Give every line below again, exactly.

- [Input records]
========================================
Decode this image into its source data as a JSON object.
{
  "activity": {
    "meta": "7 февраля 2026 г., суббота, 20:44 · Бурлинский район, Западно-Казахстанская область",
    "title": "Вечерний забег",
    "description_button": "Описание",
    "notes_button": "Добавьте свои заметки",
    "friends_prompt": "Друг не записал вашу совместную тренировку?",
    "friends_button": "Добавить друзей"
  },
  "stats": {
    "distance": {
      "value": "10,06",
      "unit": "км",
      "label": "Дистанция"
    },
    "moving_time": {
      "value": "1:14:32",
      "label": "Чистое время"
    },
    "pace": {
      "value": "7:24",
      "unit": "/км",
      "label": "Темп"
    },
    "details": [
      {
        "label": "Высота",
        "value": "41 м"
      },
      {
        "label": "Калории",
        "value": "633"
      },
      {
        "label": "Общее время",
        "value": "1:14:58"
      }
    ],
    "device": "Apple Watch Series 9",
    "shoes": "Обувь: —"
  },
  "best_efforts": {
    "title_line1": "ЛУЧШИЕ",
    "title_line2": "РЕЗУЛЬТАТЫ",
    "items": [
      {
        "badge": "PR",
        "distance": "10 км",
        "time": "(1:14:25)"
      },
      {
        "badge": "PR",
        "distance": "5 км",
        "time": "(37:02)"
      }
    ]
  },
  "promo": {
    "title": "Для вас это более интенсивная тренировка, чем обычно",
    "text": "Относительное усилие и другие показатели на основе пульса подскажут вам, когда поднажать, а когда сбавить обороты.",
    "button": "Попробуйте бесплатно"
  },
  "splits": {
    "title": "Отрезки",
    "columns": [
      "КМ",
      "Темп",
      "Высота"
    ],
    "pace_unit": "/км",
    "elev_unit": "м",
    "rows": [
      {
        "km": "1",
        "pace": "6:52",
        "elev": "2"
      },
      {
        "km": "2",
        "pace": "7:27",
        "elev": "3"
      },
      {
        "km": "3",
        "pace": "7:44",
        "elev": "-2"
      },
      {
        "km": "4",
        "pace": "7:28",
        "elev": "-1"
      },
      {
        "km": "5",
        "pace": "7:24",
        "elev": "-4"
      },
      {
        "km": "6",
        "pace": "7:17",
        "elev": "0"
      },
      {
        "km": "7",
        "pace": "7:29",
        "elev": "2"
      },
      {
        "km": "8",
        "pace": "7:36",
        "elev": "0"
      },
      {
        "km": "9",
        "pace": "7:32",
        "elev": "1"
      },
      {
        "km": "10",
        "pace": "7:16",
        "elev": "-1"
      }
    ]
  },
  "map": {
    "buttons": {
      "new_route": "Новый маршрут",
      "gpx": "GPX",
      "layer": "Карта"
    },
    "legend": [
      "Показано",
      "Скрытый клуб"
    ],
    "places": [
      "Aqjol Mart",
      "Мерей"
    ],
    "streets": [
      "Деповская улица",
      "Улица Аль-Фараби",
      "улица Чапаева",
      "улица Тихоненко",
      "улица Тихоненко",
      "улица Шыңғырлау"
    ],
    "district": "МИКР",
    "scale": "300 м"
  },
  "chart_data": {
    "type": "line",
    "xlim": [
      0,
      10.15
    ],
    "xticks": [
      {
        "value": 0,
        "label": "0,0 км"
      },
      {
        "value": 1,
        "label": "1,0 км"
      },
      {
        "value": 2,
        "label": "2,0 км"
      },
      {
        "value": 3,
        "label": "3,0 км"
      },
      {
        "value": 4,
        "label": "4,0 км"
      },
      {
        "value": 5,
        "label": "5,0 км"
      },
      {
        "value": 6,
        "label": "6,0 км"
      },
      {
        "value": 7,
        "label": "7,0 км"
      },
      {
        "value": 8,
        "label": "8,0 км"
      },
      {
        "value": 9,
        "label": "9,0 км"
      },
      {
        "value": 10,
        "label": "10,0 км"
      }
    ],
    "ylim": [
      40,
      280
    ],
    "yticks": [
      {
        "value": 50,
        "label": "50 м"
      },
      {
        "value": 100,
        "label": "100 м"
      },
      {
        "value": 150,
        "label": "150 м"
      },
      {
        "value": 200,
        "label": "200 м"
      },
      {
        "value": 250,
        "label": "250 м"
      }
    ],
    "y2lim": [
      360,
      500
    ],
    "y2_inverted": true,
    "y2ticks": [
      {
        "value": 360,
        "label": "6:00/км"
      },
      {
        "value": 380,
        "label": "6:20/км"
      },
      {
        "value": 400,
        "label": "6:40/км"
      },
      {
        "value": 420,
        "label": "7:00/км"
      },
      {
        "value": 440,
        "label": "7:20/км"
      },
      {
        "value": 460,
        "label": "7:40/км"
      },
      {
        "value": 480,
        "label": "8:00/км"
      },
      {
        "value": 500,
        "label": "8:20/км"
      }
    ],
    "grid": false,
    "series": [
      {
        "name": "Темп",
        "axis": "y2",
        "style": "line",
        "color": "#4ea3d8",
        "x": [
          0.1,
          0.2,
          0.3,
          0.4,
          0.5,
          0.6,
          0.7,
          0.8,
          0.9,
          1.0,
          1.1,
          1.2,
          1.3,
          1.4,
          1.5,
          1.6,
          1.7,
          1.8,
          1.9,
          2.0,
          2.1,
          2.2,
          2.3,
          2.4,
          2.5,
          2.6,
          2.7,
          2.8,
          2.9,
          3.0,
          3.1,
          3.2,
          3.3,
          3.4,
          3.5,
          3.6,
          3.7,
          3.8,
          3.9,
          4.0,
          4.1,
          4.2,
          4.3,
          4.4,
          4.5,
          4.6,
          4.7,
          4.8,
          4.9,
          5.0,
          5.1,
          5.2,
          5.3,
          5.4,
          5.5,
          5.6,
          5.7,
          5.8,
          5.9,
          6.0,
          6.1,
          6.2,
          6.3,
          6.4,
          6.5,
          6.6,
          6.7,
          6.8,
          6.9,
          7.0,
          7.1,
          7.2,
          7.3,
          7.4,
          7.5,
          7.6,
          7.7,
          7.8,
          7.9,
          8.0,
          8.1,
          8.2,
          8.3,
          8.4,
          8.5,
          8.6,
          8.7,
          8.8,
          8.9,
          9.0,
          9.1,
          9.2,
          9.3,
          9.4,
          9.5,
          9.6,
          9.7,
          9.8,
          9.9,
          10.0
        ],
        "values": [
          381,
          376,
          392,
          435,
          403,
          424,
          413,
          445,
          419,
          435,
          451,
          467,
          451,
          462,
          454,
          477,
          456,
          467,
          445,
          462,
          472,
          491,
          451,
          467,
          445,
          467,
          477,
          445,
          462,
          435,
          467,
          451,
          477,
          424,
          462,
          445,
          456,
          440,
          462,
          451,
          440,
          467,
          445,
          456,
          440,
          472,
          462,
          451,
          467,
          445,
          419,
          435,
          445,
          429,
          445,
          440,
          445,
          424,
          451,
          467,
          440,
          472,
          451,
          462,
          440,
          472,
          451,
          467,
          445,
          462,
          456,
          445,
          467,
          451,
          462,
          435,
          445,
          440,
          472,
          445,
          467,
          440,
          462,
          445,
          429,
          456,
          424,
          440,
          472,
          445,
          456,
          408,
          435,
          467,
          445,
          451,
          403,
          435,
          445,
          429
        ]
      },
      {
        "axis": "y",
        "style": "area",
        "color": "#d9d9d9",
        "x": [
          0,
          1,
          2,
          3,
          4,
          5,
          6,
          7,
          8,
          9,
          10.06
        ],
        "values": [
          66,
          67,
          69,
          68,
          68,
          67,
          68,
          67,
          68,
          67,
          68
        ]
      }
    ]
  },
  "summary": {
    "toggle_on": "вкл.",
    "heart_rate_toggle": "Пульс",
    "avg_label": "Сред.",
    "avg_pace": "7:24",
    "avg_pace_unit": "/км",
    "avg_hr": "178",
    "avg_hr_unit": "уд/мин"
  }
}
========================================
- [Complete answer]
Decode this image into its source data as a JSON object.
{
  "activity": {
    "meta": "7 февраля 2026 г., суббота, 20:44 · Бурлинский район, Западно-Казахстанская область",
    "title": "Вечерний забег",
    "description_button": "Описание",
    "notes_button": "Добавьте свои заметки",
    "friends_prompt": "Друг не записал вашу совместную тренировку?",
    "friends_button": "Добавить друзей"
  },
  "stats": {
    "distance": {
      "value": "10,06",
      "unit": "км",
      "label": "Дистанция"
    },
    "moving_time": {
      "value": "1:14:32",
      "label": "Чистое время"
    },
    "pace": {
      "value": "7:24",
      "unit": "/км",
      "label": "Темп"
    },
    "details": [
      {
        "label": "Высота",
        "value": "41 м"
      },
      {
        "label": "Калории",
        "value": "633"
      },
      {
        "label": "Общее время",
        "value": "1:14:58"
      }
    ],
    "device": "Apple Watch Series 9",
    "shoes": "Обувь: —"
  },
  "best_efforts": {
    "title_line1": "ЛУЧШИЕ",
    "title_line2": "РЕЗУЛЬТАТЫ",
    "items": [
      {
        "badge": "PR",
        "distance": "10 км",
        "time": "(1:14:25)"
      },
      {
        "badge": "PR",
        "distance": "5 км",
        "time": "(37:02)"
      }
    ]
  },
  "promo": {
    "title": "Для вас это более интенсивная тренировка, чем обычно",
    "text": "Относительное усилие и другие показатели на основе пульса подскажут вам, когда поднажать, а когда сбавить обороты.",
    "button": "Попробуйте бесплатно"
  },
  "splits": {
    "title": "Отрезки",
    "columns": [
      "КМ",
      "Темп",
      "Высота"
    ],
    "pace_unit": "/км",
    "elev_unit": "м",
    "rows": [
      {
        "km": "1",
        "pace": "6:52",
        "elev": "2"
      },
      {
        "km": "2",
        "pace": "7:27",
        "elev": "3"
      },
      {
        "km": "3",
        "pace": "7:44",
        "elev": "-2"
      },
      {
        "km": "4",
        "pace": "7:28",
        "elev": "-1"
      },
      {
        "km": "5",
        "pace": "7:24",
        "elev": "-4"
      },
      {
        "km": "6",
        "pace": "7:17",
        "elev": "0"
      },
      {
        "km": "7",
        "pace": "7:29",
        "elev": "2"
      },
      {
        "km": "8",
        "pace": "7:36",
        "elev": "0"
      },
      {
        "km": "9",
        "pace": "7:32",
        "elev": "1"
      },
      {
        "km": "10",
        "pace": "7:16",
        "elev": "-1"
      }
    ]
  },
  "map": {
    "buttons": {
      "new_route": "Новый маршрут",
      "gpx": "GPX",
      "layer": "Карта"
    },
    "legend": [
      "Показано",
      "Скрытый клуб"
    ],
    "places": [
      "Aqjol Mart",
      "Мерей"
    ],
    "streets": [
      "Деповская улица",
      "Улица Аль-Фараби",
      "улица Чапаева",
      "улица Тихоненко",
      "улица Тихоненко",
      "улица Шыңғырлау"
    ],
    "district": "МИКР",
    "scale": "300 м"
  },
  "chart_data": {
    "type": "line",
    "xlim": [
      0,
      10.15
    ],
    "xticks": [
      {
        "value": 0,
        "label": "0,0 км"
      },
      {
        "value": 1,
        "label": "1,0 км"
      },
      {
        "value": 2,
        "label": "2,0 км"
      },
      {
        "value": 3,
        "label": "3,0 км"
      },
      {
        "value": 4,
        "label": "4,0 км"
      },
      {
        "value": 5,
        "label": "5,0 км"
      },
      {
        "value": 6,
        "label": "6,0 км"
      },
      {
        "value": 7,
        "label": "7,0 км"
      },
      {
        "value": 8,
        "label": "8,0 км"
      },
      {
        "value": 9,
        "label": "9,0 км"
      },
      {
        "value": 10,
        "label": "10,0 км"
      }
    ],
    "ylim": [
      40,
      280
    ],
    "yticks": [
      {
        "value": 50,
        "label": "50 м"
      },
      {
        "value": 100,
        "label": "100 м"
      },
      {
        "value": 150,
        "label": "150 м"
      },
      {
        "value": 200,
        "label": "200 м"
      },
      {
        "value": 250,
        "label": "250 м"
      }
    ],
    "y2lim": [
      360,
      500
    ],
    "y2_inverted": true,
    "y2ticks": [
      {
        "value": 360,
        "label": "6:00/км"
      },
      {
        "value": 380,
        "label": "6:20/км"
      },
      {
        "value": 400,
        "label": "6:40/км"
      },
      {
        "value": 420,
        "label": "7:00/км"
      },
      {
        "value": 440,
        "label": "7:20/км"
      },
      {
        "value": 460,
        "label": "7:40/км"
      },
      {
        "value": 480,
        "label": "8:00/км"
      },
      {
        "value": 500,
        "label": "8:20/км"
      }
    ],
    "grid": false,
    "series": [
      {
        "name": "Темп",
        "axis": "y2",
        "style": "line",
        "color": "#4ea3d8",
        "x": [
          0.1,
          0.2,
          0.3,
          0.4,
          0.5,
          0.6,
          0.7,
          0.8,
          0.9,
          1.0,
          1.1,
          1.2,
          1.3,
          1.4,
          1.5,
          1.6,
          1.7,
          1.8,
          1.9,
          2.0,
          2.1,
          2.2,
          2.3,
          2.4,
          2.5,
          2.6,
          2.7,
          2.8,
          2.9,
          3.0,
          3.1,
          3.2,
          3.3,
          3.4,
          3.5,
          3.6,
          3.7,
          3.8,
          3.9,
          4.0,
          4.1,
          4.2,
          4.3,
          4.4,
          4.5,
          4.6,
          4.7,
          4.8,
          4.9,
          5.0,
          5.1,
          5.2,
          5.3,
          5.4,
          5.5,
          5.6,
          5.7,
          5.8,
          5.9,
          6.0,
          6.1,
          6.2,
          6.3,
          6.4,
          6.5,
          6.6,
          6.7,
          6.8,
          6.9,
          7.0,
          7.1,
          7.2,
          7.3,
          7.4,
          7.5,
          7.6,
          7.7,
          7.8,
          7.9,
          8.0,
          8.1,
          8.2,
          8.3,
          8.4,
          8.5,
          8.6,
          8.7,
          8.8,
          8.9,
          9.0,
          9.1,
          9.2,
          9.3,
          9.4,
          9.5,
          9.6,
          9.7,
          9.8,
          9.9,
          10.0
        ],
        "values": [
          381,
          376,
          392,
          435,
          403,
          424,
          413,
          445,
          419,
          435,
          451,
          467,
          451,
          462,
          454,
          477,
          456,
          467,
          445,
          462,
          472,
          491,
          451,
          467,
          445,
          467,
          477,
          445,
          462,
          435,
          467,
          451,
          477,
          424,
          462,
          445,
          456,
          440,
          462,
          451,
          440,
          467,
          445,
          456,
          440,
          472,
          462,
          451,
          467,
          445,
          419,
          435,
          445,
          429,
          445,
          440,
          445,
          424,
          451,
          467,
          440,
          472,
          451,
          462,
          440,
          472,
          451,
          467,
          445,
          462,
          456,
          445,
          467,
          451,
          462,
          435,
          445,
          440,
          472,
          445,
          467,
          440,
          462,
          445,
          429,
          456,
          424,
          440,
          472,
          445,
          456,
          408,
          435,
          467,
          445,
          451,
          403,
          435,
          445,
          429
        ]
      },
      {
        "axis": "y",
        "style": "area",
        "color": "#d9d9d9",
        "x": [
          0,
          1,
          2,
          3,
          4,
          5,
          6,
          7,
          8,
          9,
          10.06
        ],
        "values": [
          66,
          67,
          69,
          68,
          68,
          67,
          68,
          67,
          68,
          67,
          68
        ]
      }
    ]
  },
  "summary": {
    "toggle_on": "вкл.",
    "heart_rate_toggle": "Пульс",
    "avg_label": "Сред.",
    "avg_pace": "7:24",
    "avg_pace_unit": "/км",
    "avg_hr": "178",
    "avg_hr_unit": "уд/мин"
  }
}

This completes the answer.